In the entries below, find the lines with the word "وكيف" and copy them.

-- Begin PROVIDED DATA --

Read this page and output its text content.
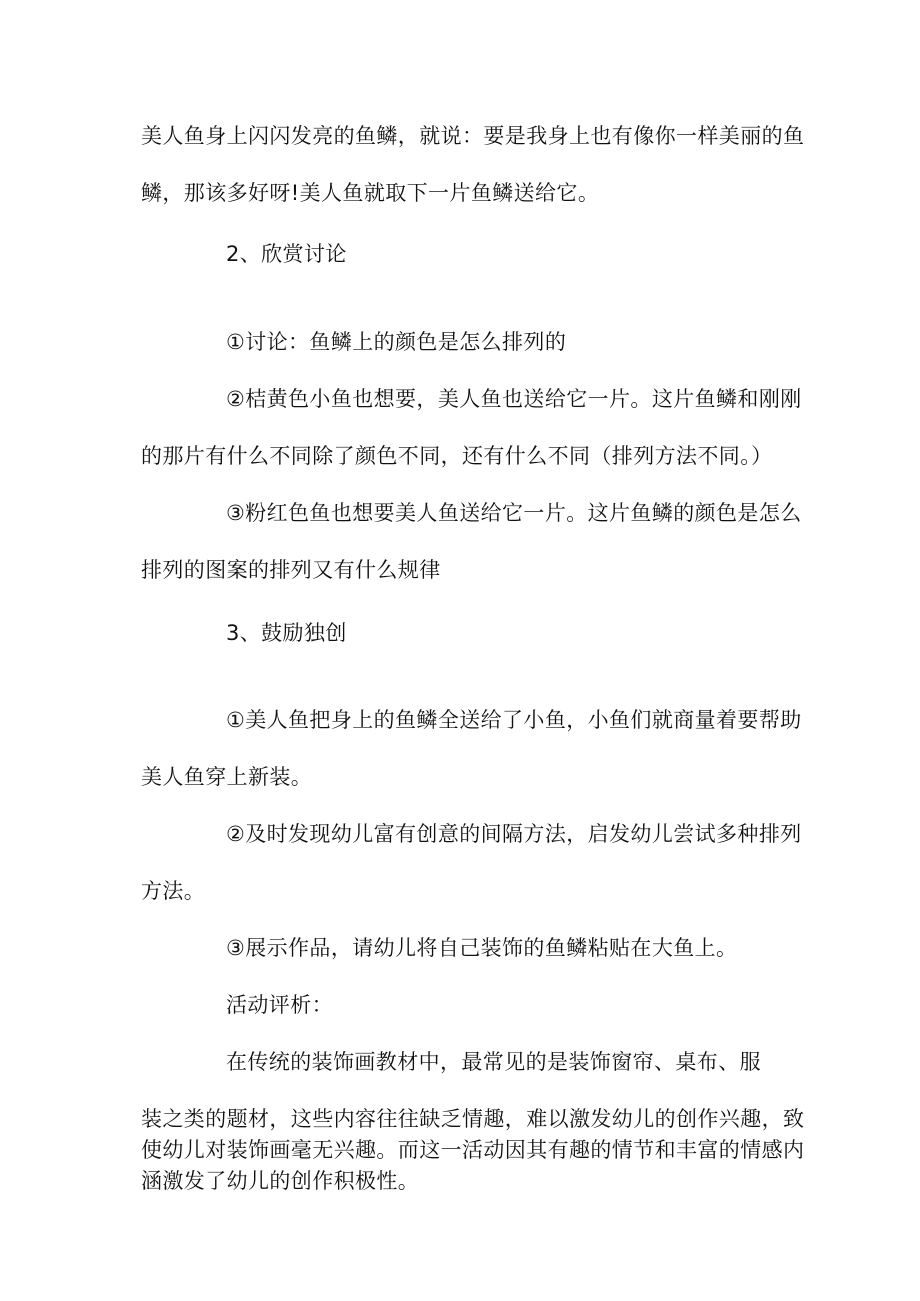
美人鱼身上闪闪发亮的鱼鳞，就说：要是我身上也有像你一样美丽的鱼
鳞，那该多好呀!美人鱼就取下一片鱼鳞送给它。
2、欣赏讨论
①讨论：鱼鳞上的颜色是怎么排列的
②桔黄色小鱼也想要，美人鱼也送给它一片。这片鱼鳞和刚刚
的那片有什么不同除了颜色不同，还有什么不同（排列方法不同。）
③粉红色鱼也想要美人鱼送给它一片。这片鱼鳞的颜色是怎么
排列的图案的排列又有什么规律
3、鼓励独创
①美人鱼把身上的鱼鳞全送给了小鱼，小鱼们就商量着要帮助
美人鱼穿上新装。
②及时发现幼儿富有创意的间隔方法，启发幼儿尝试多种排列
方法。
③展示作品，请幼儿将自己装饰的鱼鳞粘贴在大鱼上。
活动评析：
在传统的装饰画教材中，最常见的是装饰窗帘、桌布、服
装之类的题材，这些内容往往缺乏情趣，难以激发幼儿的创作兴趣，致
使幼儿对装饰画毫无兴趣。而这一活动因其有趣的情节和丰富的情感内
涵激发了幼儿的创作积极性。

-- End PROVIDED DATA --
-- Begin PROVIDED DATA --

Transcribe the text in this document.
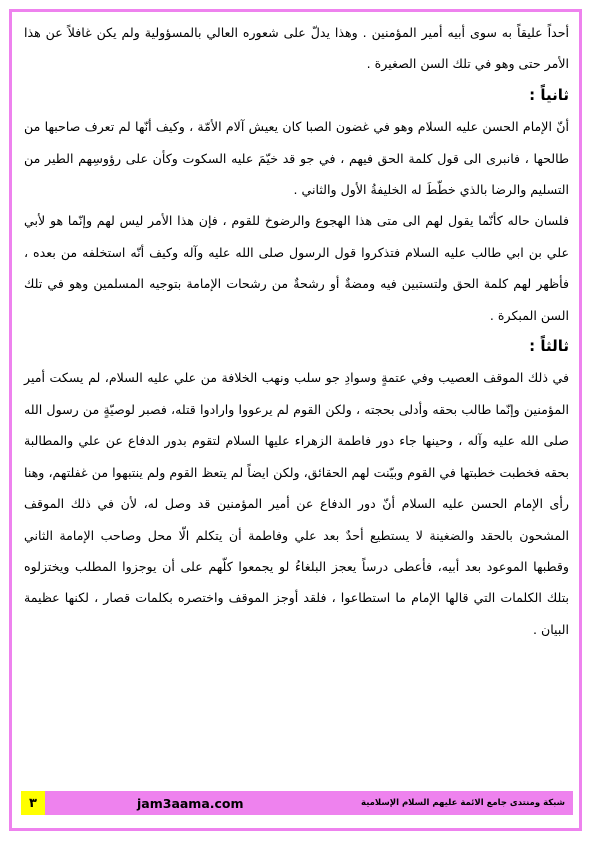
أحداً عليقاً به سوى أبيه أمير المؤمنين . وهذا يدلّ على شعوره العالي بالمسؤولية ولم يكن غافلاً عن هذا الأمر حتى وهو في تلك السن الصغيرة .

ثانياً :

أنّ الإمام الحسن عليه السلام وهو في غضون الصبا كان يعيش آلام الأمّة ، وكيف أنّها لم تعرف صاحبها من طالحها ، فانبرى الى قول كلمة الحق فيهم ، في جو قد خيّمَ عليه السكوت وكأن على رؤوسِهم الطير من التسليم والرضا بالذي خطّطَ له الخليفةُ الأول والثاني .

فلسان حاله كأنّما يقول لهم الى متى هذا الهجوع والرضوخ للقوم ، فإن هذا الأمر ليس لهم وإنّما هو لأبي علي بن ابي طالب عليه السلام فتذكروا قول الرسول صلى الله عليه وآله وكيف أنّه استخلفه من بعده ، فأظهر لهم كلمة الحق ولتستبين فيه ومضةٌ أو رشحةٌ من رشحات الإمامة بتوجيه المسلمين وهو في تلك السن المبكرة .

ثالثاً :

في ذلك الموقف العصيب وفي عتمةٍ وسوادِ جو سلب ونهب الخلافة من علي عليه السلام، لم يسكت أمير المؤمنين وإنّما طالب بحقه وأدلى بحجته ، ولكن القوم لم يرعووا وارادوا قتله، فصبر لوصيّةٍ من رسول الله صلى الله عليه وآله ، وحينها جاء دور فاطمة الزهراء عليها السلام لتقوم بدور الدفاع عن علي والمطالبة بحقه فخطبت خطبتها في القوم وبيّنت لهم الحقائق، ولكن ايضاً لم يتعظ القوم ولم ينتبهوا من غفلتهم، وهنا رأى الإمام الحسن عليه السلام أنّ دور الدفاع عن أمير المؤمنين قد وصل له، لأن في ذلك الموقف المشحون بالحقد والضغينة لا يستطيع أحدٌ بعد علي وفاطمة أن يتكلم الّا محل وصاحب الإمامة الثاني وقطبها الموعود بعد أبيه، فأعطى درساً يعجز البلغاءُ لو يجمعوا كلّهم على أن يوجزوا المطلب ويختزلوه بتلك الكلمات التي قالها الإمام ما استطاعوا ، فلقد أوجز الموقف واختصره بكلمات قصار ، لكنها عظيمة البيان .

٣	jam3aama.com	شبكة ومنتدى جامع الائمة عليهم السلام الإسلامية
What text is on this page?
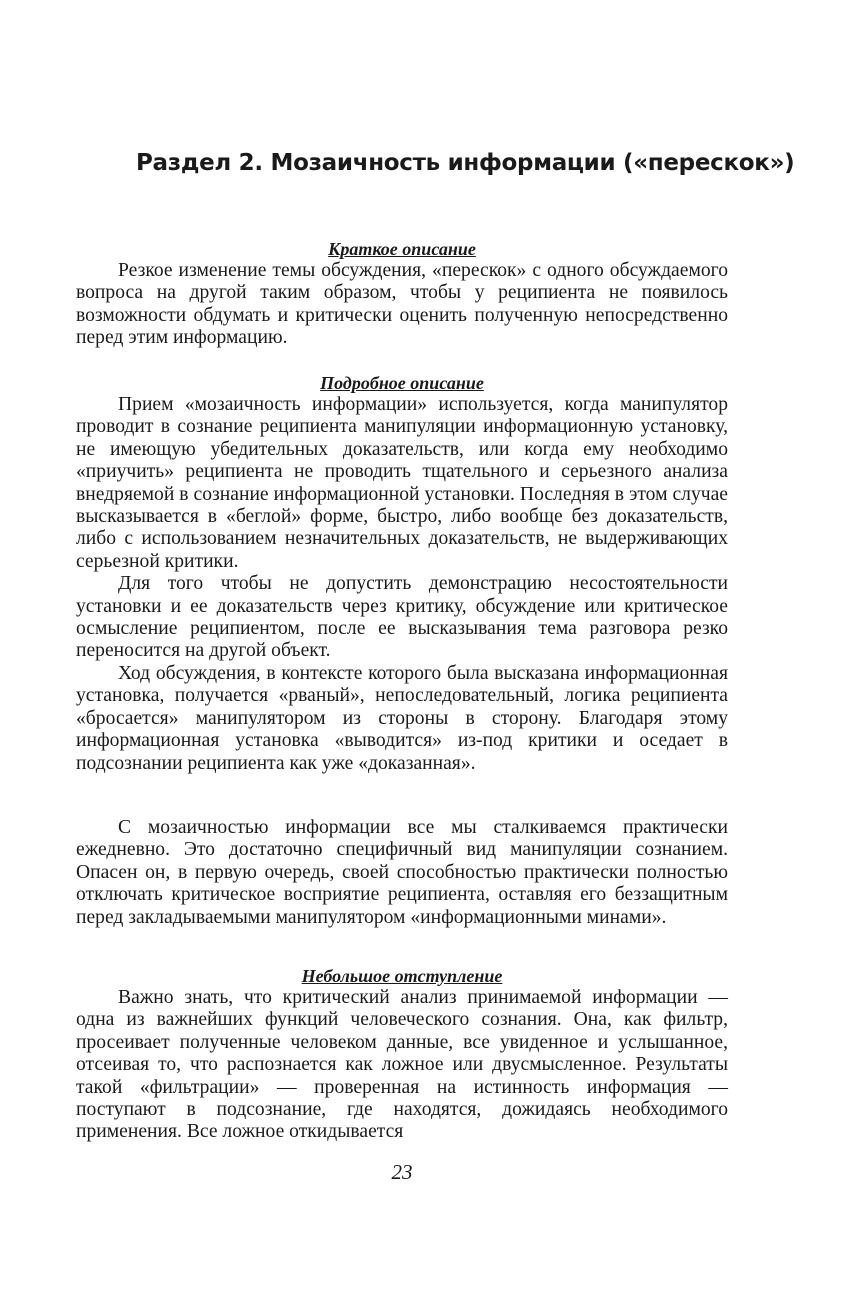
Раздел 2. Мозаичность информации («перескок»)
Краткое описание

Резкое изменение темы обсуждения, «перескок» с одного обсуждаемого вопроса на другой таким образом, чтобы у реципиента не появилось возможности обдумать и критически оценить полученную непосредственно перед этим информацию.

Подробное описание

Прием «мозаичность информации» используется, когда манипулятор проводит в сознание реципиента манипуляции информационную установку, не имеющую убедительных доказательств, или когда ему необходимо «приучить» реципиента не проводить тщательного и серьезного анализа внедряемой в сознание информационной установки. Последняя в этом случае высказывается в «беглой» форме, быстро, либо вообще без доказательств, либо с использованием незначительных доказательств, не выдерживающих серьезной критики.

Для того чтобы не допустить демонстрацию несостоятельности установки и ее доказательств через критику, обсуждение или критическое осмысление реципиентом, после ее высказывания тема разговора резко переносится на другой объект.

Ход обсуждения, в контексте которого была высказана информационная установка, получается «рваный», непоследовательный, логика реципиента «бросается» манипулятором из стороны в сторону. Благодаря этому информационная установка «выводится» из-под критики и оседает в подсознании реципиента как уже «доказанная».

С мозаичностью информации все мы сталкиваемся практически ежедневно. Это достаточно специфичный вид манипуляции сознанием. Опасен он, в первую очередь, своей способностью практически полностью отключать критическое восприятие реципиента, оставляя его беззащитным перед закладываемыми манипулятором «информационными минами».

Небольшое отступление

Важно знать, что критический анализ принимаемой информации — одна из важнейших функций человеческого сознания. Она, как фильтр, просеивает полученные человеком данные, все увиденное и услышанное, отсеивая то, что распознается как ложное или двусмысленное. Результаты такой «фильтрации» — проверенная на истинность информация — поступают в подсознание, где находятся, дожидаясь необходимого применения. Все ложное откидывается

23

-- End PROVIDED DATA --
-- Begin PROVIDED DATA --

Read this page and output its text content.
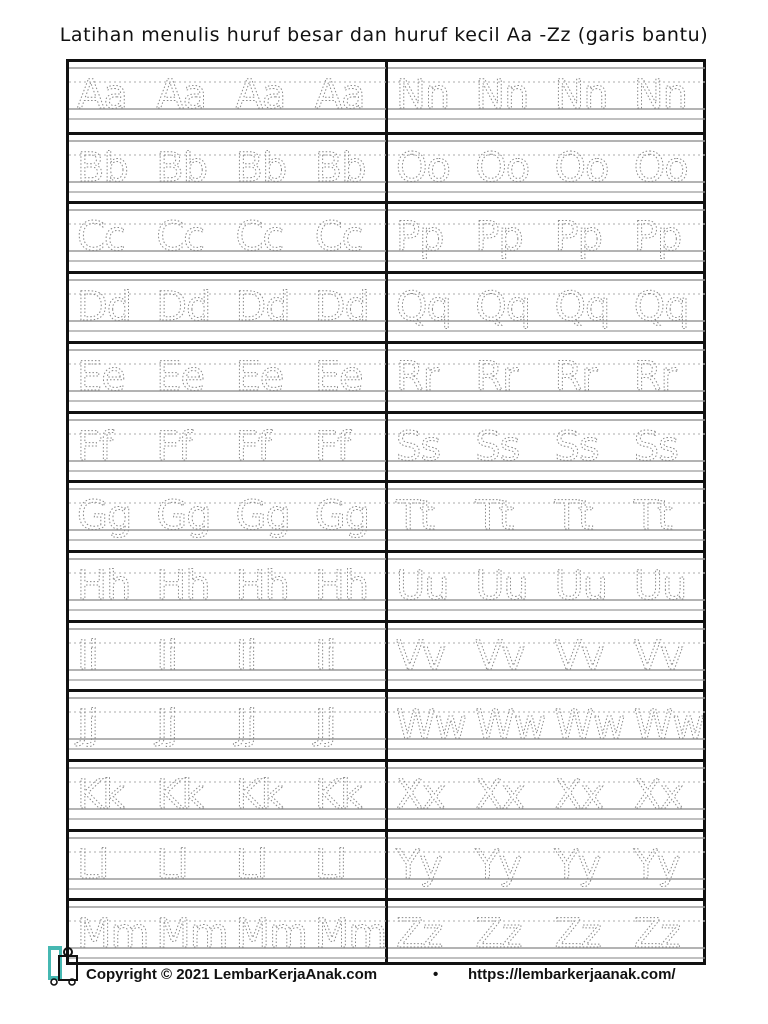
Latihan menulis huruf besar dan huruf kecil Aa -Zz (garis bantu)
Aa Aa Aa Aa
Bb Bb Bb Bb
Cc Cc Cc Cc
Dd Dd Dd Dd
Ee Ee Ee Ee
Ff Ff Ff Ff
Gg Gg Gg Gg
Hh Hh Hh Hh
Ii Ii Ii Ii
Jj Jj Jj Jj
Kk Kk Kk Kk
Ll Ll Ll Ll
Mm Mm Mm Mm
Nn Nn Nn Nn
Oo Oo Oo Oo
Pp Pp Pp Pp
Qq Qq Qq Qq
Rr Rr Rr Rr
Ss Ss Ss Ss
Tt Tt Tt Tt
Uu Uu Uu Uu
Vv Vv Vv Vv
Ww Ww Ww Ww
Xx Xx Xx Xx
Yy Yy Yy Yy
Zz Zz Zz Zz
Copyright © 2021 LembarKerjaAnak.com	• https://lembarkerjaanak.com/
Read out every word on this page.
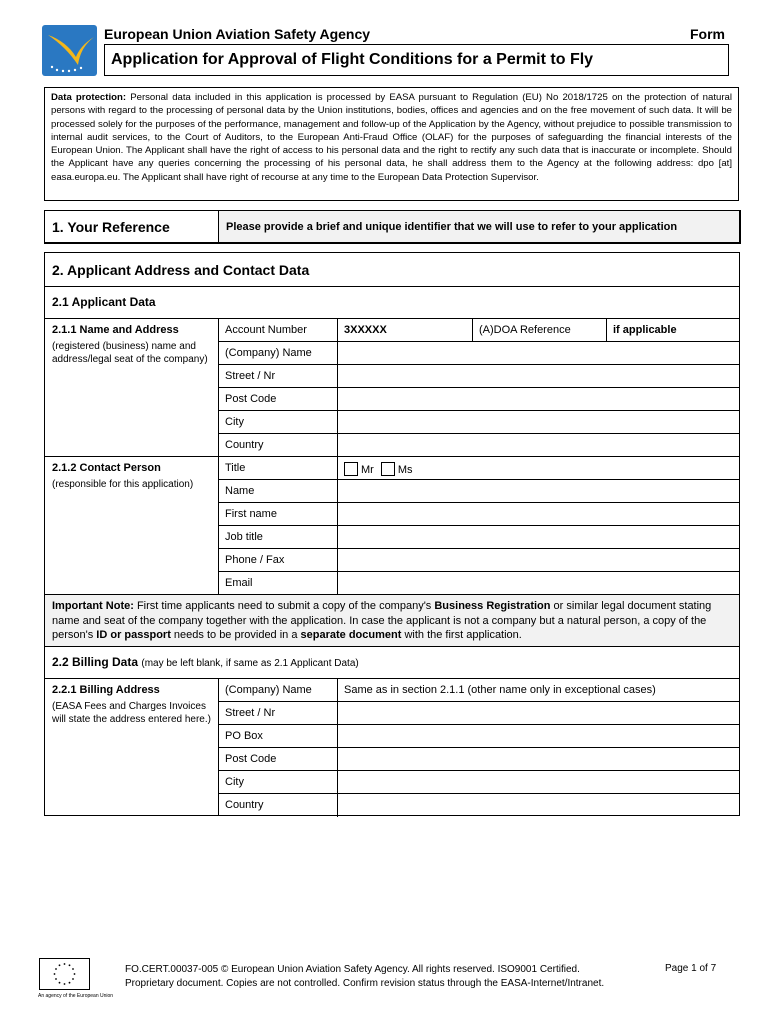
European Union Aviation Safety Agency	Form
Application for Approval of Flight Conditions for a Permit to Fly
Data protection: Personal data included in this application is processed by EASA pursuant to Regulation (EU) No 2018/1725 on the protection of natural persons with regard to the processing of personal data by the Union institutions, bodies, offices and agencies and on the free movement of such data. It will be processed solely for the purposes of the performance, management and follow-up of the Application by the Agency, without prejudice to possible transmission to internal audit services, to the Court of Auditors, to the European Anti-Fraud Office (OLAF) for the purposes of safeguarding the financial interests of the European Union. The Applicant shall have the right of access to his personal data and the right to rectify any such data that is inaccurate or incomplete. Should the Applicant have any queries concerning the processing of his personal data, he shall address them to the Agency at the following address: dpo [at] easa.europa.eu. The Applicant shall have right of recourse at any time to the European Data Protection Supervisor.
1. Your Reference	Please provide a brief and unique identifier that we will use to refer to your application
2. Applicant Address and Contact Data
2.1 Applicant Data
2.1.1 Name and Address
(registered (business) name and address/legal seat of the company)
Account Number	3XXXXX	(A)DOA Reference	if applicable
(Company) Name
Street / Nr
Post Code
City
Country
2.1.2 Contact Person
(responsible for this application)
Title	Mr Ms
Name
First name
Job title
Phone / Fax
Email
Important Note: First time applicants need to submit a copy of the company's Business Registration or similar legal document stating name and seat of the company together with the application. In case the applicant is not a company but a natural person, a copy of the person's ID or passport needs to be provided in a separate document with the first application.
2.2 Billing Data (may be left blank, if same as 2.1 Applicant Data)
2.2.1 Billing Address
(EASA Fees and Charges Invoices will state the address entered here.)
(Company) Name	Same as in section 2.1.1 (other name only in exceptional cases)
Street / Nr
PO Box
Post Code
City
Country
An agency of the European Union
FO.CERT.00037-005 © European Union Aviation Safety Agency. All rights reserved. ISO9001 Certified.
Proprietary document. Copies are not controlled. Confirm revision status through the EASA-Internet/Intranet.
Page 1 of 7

-- End PROVIDED DATA --

▶ **THE SOLUTION**:
أنّ الإمام الحسن عليه السلام وهو في غضون الصبا كان يعيش آلام الأمّة ، وكيف أنّها لم تعرف صاحبها من طالحها ، فانبرى الى قول كلمة الحق فيهم ، في جو قد خيّمَ عليه السكوت وكأن على رؤوسِهم الطير من التسليم والرضا بالذي خطّطَ له الخليفةُ الأول والثاني .
فلسان حاله كأنّما يقول لهم الى متى هذا الهجوع والرضوخ للقوم ، فإن هذا الأمر ليس لهم وإنّما هو لأبي علي بن ابي طالب عليه السلام فتذكروا قول الرسول صلى الله عليه وآله وكيف أنّه استخلفه من بعده ، فأظهر لهم كلمة الحق ولتستبين فيه ومضةٌ أو رشحةٌ من رشحات الإمامة بتوجيه المسلمين وهو في تلك السن المبكرة .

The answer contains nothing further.